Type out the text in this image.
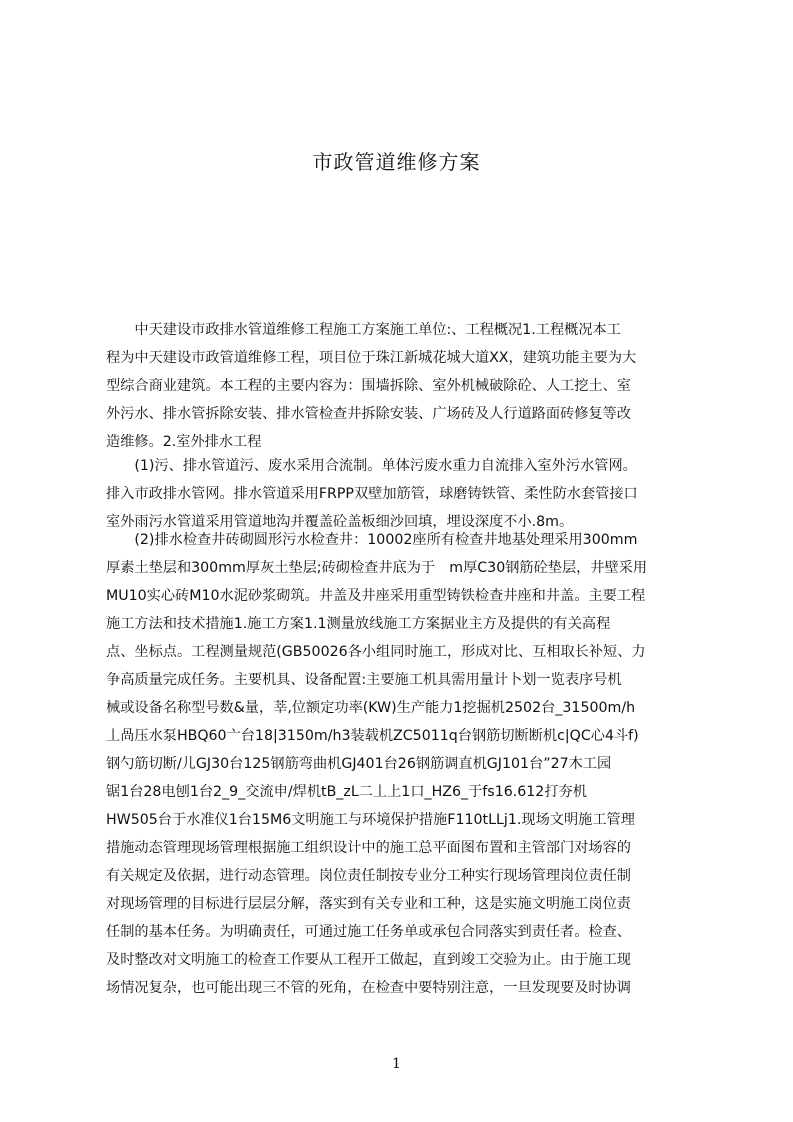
市政管道维修方案
　　中天建设市政排水管道维修工程施工方案施工单位:、工程概况1.工程概况本工
程为中天建设市政管道维修工程，项目位于珠江新城花城大道XX，建筑功能主要为大
型综合商业建筑。本工程的主要内容为：围墙拆除、室外机械破除砼、人工挖土、室
外污水、排水管拆除安装、排水管检查井拆除安装、广场砖及人行道路面砖修复等改
造维修。2.室外排水工程
　　(1)污、排水管道污、废水采用合流制。单体污废水重力自流排入室外污水管网。
排入市政排水管网。排水管道采用FRPP双壁加筋管，球磨铸铁管、柔性防水套管接口
室外雨污水管道采用管道地沟并覆盖砼盖板细沙回填，埋设深度不小.8m。
　　(2)排水检查井砖砌圆形污水检查井：10002座所有检查井地基处理采用300mm
厚素土垫层和300mm厚灰土垫层;砖砌检查井底为于　m厚C30钢筋砼垫层，井壁采用
MU10实心砖M10水泥砂浆砌筑。井盖及井座采用重型铸铁检查井座和井盖。主要工程
施工方法和技术措施1.施工方案1.1测量放线施工方案据业主方及提供的有关高程
点、坐标点。工程测量规范(GB50026各小组同时施工，形成对比、互相取长补短、力
争高质量完成任务。主要机具、设备配置:主要施工机具需用量计卜划一览表序号机
械或设备名称型号数&量，莘,位额定功率(KW)生产能力1挖掘机2502台_31500m/h
丄咼压水泵HBQ60亠台18|3150m/h3装载机ZC5011q台钢筋切断断机c|QC心4斗f)
钢勺筋切断/儿GJ30台125钢筋弯曲机GJ401台26钢筋调直机GJ101台”27木工园
锯1台28电刨1台2_9_交流申/焊机tB_zL二丄上1口_HZ6_于fs16.612打夯机
HW505台于水准仪1台15M6文明施工与环境保护措施F110tLLj1.现场文明施工管理
措施动态管理现场管理根据施工组织设计中的施工总平面图布置和主管部门对场容的
有关规定及依据，进行动态管理。岗位责任制按专业分工种实行现场管理岗位责任制
对现场管理的目标进行层层分解，落实到有关专业和工种，这是实施文明施工岗位责
任制的基本任务。为明确责任，可通过施工任务单或承包合同落实到责任者。检查、
及时整改对文明施工的检查工作要从工程开工做起，直到竣工交验为止。由于施工现
场情况复杂，也可能出现三不管的死角，在检查中要特别注意，一旦发现要及时协调
1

- **SHORT TASK**
Output the entries above exactly. Drop the pictures.

- **EXPECTED ANSWER**
Type out the text in this image.
市政管道维修方案
　　中天建设市政排水管道维修工程施工方案施工单位:、工程概况1.工程概况本工
程为中天建设市政管道维修工程，项目位于珠江新城花城大道XX，建筑功能主要为大
型综合商业建筑。本工程的主要内容为：围墙拆除、室外机械破除砼、人工挖土、室
外污水、排水管拆除安装、排水管检查井拆除安装、广场砖及人行道路面砖修复等改
造维修。2.室外排水工程
　　(1)污、排水管道污、废水采用合流制。单体污废水重力自流排入室外污水管网。
排入市政排水管网。排水管道采用FRPP双壁加筋管，球磨铸铁管、柔性防水套管接口
室外雨污水管道采用管道地沟并覆盖砼盖板细沙回填，埋设深度不小.8m。
　　(2)排水检查井砖砌圆形污水检查井：10002座所有检查井地基处理采用300mm
厚素土垫层和300mm厚灰土垫层;砖砌检查井底为于　m厚C30钢筋砼垫层，井壁采用
MU10实心砖M10水泥砂浆砌筑。井盖及井座采用重型铸铁检查井座和井盖。主要工程
施工方法和技术措施1.施工方案1.1测量放线施工方案据业主方及提供的有关高程
点、坐标点。工程测量规范(GB50026各小组同时施工，形成对比、互相取长补短、力
争高质量完成任务。主要机具、设备配置:主要施工机具需用量计卜划一览表序号机
械或设备名称型号数&量，莘,位额定功率(KW)生产能力1挖掘机2502台_31500m/h
丄咼压水泵HBQ60亠台18|3150m/h3装载机ZC5011q台钢筋切断断机c|QC心4斗f)
钢勺筋切断/儿GJ30台125钢筋弯曲机GJ401台26钢筋调直机GJ101台”27木工园
锯1台28电刨1台2_9_交流申/焊机tB_zL二丄上1口_HZ6_于fs16.612打夯机
HW505台于水准仪1台15M6文明施工与环境保护措施F110tLLj1.现场文明施工管理
措施动态管理现场管理根据施工组织设计中的施工总平面图布置和主管部门对场容的
有关规定及依据，进行动态管理。岗位责任制按专业分工种实行现场管理岗位责任制
对现场管理的目标进行层层分解，落实到有关专业和工种，这是实施文明施工岗位责
任制的基本任务。为明确责任，可通过施工任务单或承包合同落实到责任者。检查、
及时整改对文明施工的检查工作要从工程开工做起，直到竣工交验为止。由于施工现
场情况复杂，也可能出现三不管的死角，在检查中要特别注意，一旦发现要及时协调
1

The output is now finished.